-- begin Provided data --
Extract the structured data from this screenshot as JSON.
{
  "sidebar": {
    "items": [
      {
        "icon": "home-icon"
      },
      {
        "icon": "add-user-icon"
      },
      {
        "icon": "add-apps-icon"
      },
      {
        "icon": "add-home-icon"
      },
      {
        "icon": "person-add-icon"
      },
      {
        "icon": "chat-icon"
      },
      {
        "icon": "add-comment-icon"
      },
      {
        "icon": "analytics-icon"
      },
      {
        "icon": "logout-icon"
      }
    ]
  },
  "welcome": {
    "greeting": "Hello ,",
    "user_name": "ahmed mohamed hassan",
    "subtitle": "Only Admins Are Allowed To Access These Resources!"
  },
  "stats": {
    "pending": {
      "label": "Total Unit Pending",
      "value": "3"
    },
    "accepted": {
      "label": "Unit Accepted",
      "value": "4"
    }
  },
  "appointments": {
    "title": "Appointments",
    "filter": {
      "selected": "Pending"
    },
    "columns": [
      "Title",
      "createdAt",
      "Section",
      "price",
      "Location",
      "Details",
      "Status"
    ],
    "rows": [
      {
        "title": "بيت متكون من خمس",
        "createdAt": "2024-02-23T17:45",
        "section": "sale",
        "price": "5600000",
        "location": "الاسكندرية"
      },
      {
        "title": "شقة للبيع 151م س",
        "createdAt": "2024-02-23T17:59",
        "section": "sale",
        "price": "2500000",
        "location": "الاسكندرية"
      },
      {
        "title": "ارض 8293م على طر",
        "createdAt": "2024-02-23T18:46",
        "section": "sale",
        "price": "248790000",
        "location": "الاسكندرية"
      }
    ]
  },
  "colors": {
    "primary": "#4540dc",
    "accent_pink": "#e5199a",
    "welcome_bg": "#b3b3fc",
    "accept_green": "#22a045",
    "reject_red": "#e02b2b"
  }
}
-- end Provided data --
Give all the records again. Match them exactly.

Extract the structured data from this screenshot as JSON.
{
  "sidebar": {
    "items": [
      {
        "icon": "home-icon"
      },
      {
        "icon": "add-user-icon"
      },
      {
        "icon": "add-apps-icon"
      },
      {
        "icon": "add-home-icon"
      },
      {
        "icon": "person-add-icon"
      },
      {
        "icon": "chat-icon"
      },
      {
        "icon": "add-comment-icon"
      },
      {
        "icon": "analytics-icon"
      },
      {
        "icon": "logout-icon"
      }
    ]
  },
  "welcome": {
    "greeting": "Hello ,",
    "user_name": "ahmed mohamed hassan",
    "subtitle": "Only Admins Are Allowed To Access These Resources!"
  },
  "stats": {
    "pending": {
      "label": "Total Unit Pending",
      "value": "3"
    },
    "accepted": {
      "label": "Unit Accepted",
      "value": "4"
    }
  },
  "appointments": {
    "title": "Appointments",
    "filter": {
      "selected": "Pending"
    },
    "columns": [
      "Title",
      "createdAt",
      "Section",
      "price",
      "Location",
      "Details",
      "Status"
    ],
    "rows": [
      {
        "title": "بيت متكون من خمس",
        "createdAt": "2024-02-23T17:45",
        "section": "sale",
        "price": "5600000",
        "location": "الاسكندرية"
      },
      {
        "title": "شقة للبيع 151م س",
        "createdAt": "2024-02-23T17:59",
        "section": "sale",
        "price": "2500000",
        "location": "الاسكندرية"
      },
      {
        "title": "ارض 8293م على طر",
        "createdAt": "2024-02-23T18:46",
        "section": "sale",
        "price": "248790000",
        "location": "الاسكندرية"
      }
    ]
  },
  "colors": {
    "primary": "#4540dc",
    "accent_pink": "#e5199a",
    "welcome_bg": "#b3b3fc",
    "accept_green": "#22a045",
    "reject_red": "#e02b2b"
  }
}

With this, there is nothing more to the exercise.